— Goal —
Skip the pictures. Reproduce all other material exactly.

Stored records
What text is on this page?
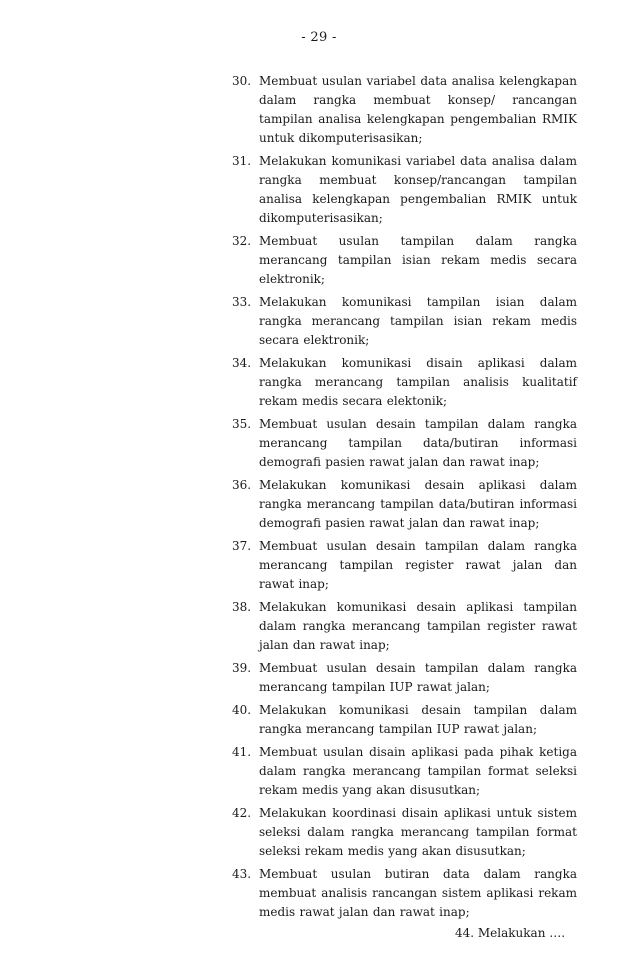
- 29 -
30. Membuat usulan variabel data analisa kelengkapan dalam rangka membuat konsep/ rancangan tampilan analisa kelengkapan pengembalian RMIK untuk dikomputerisasikan;
31. Melakukan komunikasi variabel data analisa dalam rangka membuat konsep/rancangan tampilan analisa kelengkapan pengembalian RMIK untuk dikomputerisasikan;
32. Membuat usulan tampilan dalam rangka merancang tampilan isian rekam medis secara elektronik;
33. Melakukan komunikasi tampilan isian dalam rangka merancang tampilan isian rekam medis secara elektronik;
34. Melakukan komunikasi disain aplikasi dalam rangka merancang tampilan analisis kualitatif rekam medis secara elektonik;
35. Membuat usulan desain tampilan dalam rangka merancang tampilan data/butiran informasi demografi pasien rawat jalan dan rawat inap;
36. Melakukan komunikasi desain aplikasi dalam rangka merancang tampilan data/butiran informasi demografi pasien rawat jalan dan rawat inap;
37. Membuat usulan desain tampilan dalam rangka merancang tampilan register rawat jalan dan rawat inap;
38. Melakukan komunikasi desain aplikasi tampilan dalam rangka merancang tampilan register rawat jalan dan rawat inap;
39. Membuat usulan desain tampilan dalam rangka merancang tampilan IUP rawat jalan;
40. Melakukan komunikasi desain tampilan dalam rangka merancang tampilan IUP rawat jalan;
41. Membuat usulan disain aplikasi pada pihak ketiga dalam rangka merancang tampilan format seleksi rekam medis yang akan disusutkan;
42. Melakukan koordinasi disain aplikasi untuk sistem seleksi dalam rangka merancang tampilan format seleksi rekam medis yang akan disusutkan;
43. Membuat usulan butiran data dalam rangka membuat analisis rancangan sistem aplikasi rekam medis rawat jalan dan rawat inap;
44. Melakukan ….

— The completed task —
What text is on this page?
- 29 -
30. Membuat usulan variabel data analisa kelengkapan dalam rangka membuat konsep/ rancangan tampilan analisa kelengkapan pengembalian RMIK untuk dikomputerisasikan;
31. Melakukan komunikasi variabel data analisa dalam rangka membuat konsep/rancangan tampilan analisa kelengkapan pengembalian RMIK untuk dikomputerisasikan;
32. Membuat usulan tampilan dalam rangka merancang tampilan isian rekam medis secara elektronik;
33. Melakukan komunikasi tampilan isian dalam rangka merancang tampilan isian rekam medis secara elektronik;
34. Melakukan komunikasi disain aplikasi dalam rangka merancang tampilan analisis kualitatif rekam medis secara elektonik;
35. Membuat usulan desain tampilan dalam rangka merancang tampilan data/butiran informasi demografi pasien rawat jalan dan rawat inap;
36. Melakukan komunikasi desain aplikasi dalam rangka merancang tampilan data/butiran informasi demografi pasien rawat jalan dan rawat inap;
37. Membuat usulan desain tampilan dalam rangka merancang tampilan register rawat jalan dan rawat inap;
38. Melakukan komunikasi desain aplikasi tampilan dalam rangka merancang tampilan register rawat jalan dan rawat inap;
39. Membuat usulan desain tampilan dalam rangka merancang tampilan IUP rawat jalan;
40. Melakukan komunikasi desain tampilan dalam rangka merancang tampilan IUP rawat jalan;
41. Membuat usulan disain aplikasi pada pihak ketiga dalam rangka merancang tampilan format seleksi rekam medis yang akan disusutkan;
42. Melakukan koordinasi disain aplikasi untuk sistem seleksi dalam rangka merancang tampilan format seleksi rekam medis yang akan disusutkan;
43. Membuat usulan butiran data dalam rangka membuat analisis rancangan sistem aplikasi rekam medis rawat jalan dan rawat inap;
44. Melakukan ….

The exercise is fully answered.